— begin —

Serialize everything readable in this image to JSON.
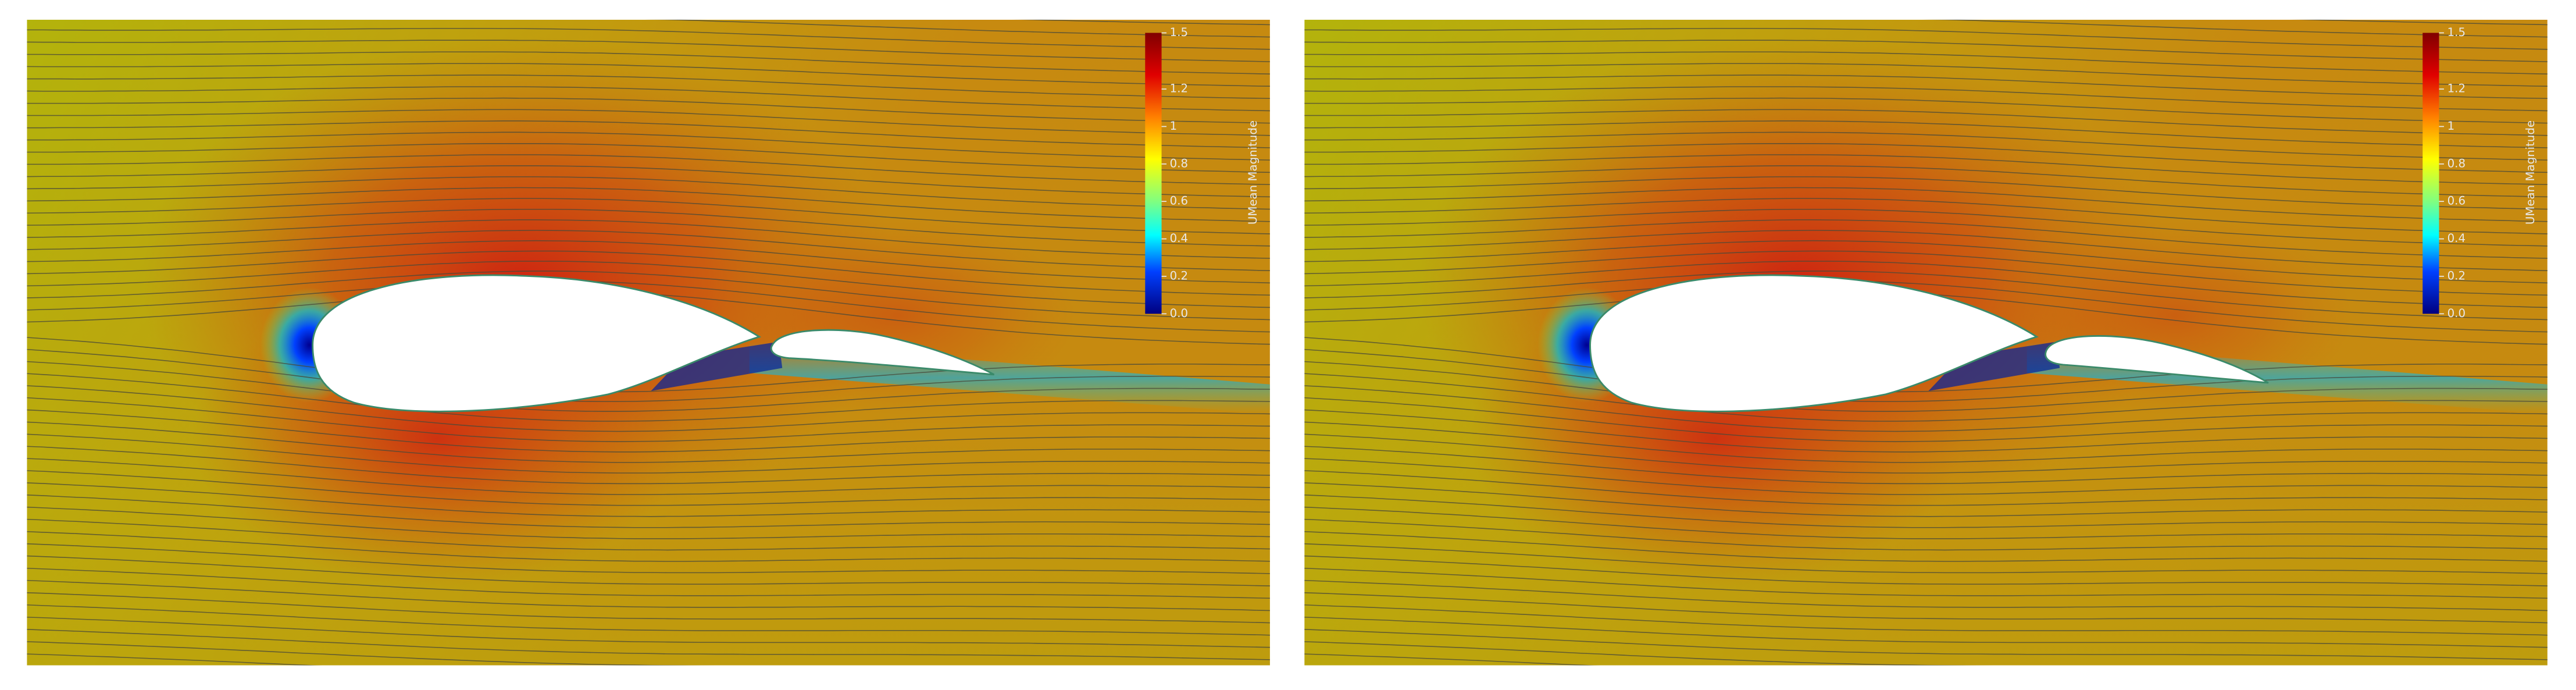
{
  "panels": [
    {
      "colorbar": {
        "title": "UMean Magnitude",
        "range": [
          0,
          1.5
        ],
        "ticks": [
          {
            "value": 0,
            "label": "0.0"
          },
          0.2,
          0.4,
          0.6,
          0.8,
          1,
          1.2,
          1.5
        ]
      }
    },
    {
      "colorbar": {
        "title": "UMean Magnitude",
        "range": [
          0,
          1.5
        ],
        "ticks": [
          {
            "value": 0,
            "label": "0.0"
          },
          0.2,
          0.4,
          0.6,
          0.8,
          1,
          1.2,
          1.5
        ]
      }
    }
  ]
}
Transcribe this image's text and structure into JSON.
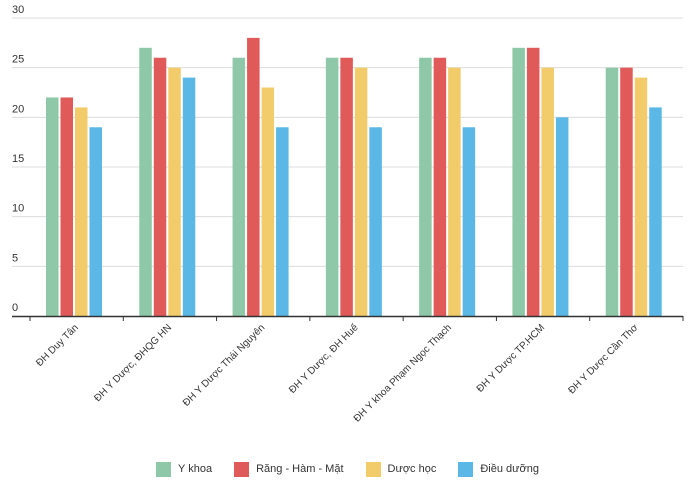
{
  "chart_data": {
    "type": "bar",
    "title": "",
    "xlabel": "",
    "ylabel": "",
    "ylim": [
      0,
      30
    ],
    "yticks": [
      0,
      5,
      10,
      15,
      20,
      25,
      30
    ],
    "grid": true,
    "legend_position": "bottom",
    "categories": [
      "ĐH Duy Tân",
      "ĐH Y Dược, ĐHQG HN",
      "ĐH Y Dược Thái Nguyên",
      "ĐH Y Dược, ĐH Huế",
      "ĐH Y khoa Phạm Ngọc Thạch",
      "ĐH Y Dược TP.HCM",
      "ĐH Y Dược Cần Thơ"
    ],
    "series": [
      {
        "name": "Y khoa",
        "color": "#8ec8a8",
        "values": [
          22,
          27,
          26,
          26,
          26,
          27,
          25
        ]
      },
      {
        "name": "Răng - Hàm - Mặt",
        "color": "#e05a59",
        "values": [
          22,
          26,
          28,
          26,
          26,
          27,
          25
        ]
      },
      {
        "name": "Dược học",
        "color": "#f2cc6b",
        "values": [
          21,
          25,
          23,
          25,
          25,
          25,
          24
        ]
      },
      {
        "name": "Điều dưỡng",
        "color": "#5bb7e6",
        "values": [
          19,
          24,
          19,
          19,
          19,
          20,
          21
        ]
      }
    ]
  }
}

— end —

What is needed ▸
Copy the records word for word, leaving no picture in the copy.

Exercise result ▸
Serialize everything readable in this image to JSON.
{
  "panels": [
    {
      "colorbar": {
        "title": "UMean Magnitude",
        "range": [
          0,
          1.5
        ],
        "ticks": [
          {
            "value": 0,
            "label": "0.0"
          },
          0.2,
          0.4,
          0.6,
          0.8,
          1,
          1.2,
          1.5
        ]
      }
    },
    {
      "colorbar": {
        "title": "UMean Magnitude",
        "range": [
          0,
          1.5
        ],
        "ticks": [
          {
            "value": 0,
            "label": "0.0"
          },
          0.2,
          0.4,
          0.6,
          0.8,
          1,
          1.2,
          1.5
        ]
      }
    }
  ]
}
Transcribe this image's text and structure into JSON.
{
  "chart_data": {
    "type": "bar",
    "title": "",
    "xlabel": "",
    "ylabel": "",
    "ylim": [
      0,
      30
    ],
    "yticks": [
      0,
      5,
      10,
      15,
      20,
      25,
      30
    ],
    "grid": true,
    "legend_position": "bottom",
    "categories": [
      "ĐH Duy Tân",
      "ĐH Y Dược, ĐHQG HN",
      "ĐH Y Dược Thái Nguyên",
      "ĐH Y Dược, ĐH Huế",
      "ĐH Y khoa Phạm Ngọc Thạch",
      "ĐH Y Dược TP.HCM",
      "ĐH Y Dược Cần Thơ"
    ],
    "series": [
      {
        "name": "Y khoa",
        "color": "#8ec8a8",
        "values": [
          22,
          27,
          26,
          26,
          26,
          27,
          25
        ]
      },
      {
        "name": "Răng - Hàm - Mặt",
        "color": "#e05a59",
        "values": [
          22,
          26,
          28,
          26,
          26,
          27,
          25
        ]
      },
      {
        "name": "Dược học",
        "color": "#f2cc6b",
        "values": [
          21,
          25,
          23,
          25,
          25,
          25,
          24
        ]
      },
      {
        "name": "Điều dưỡng",
        "color": "#5bb7e6",
        "values": [
          19,
          24,
          19,
          19,
          19,
          20,
          21
        ]
      }
    ]
  }
}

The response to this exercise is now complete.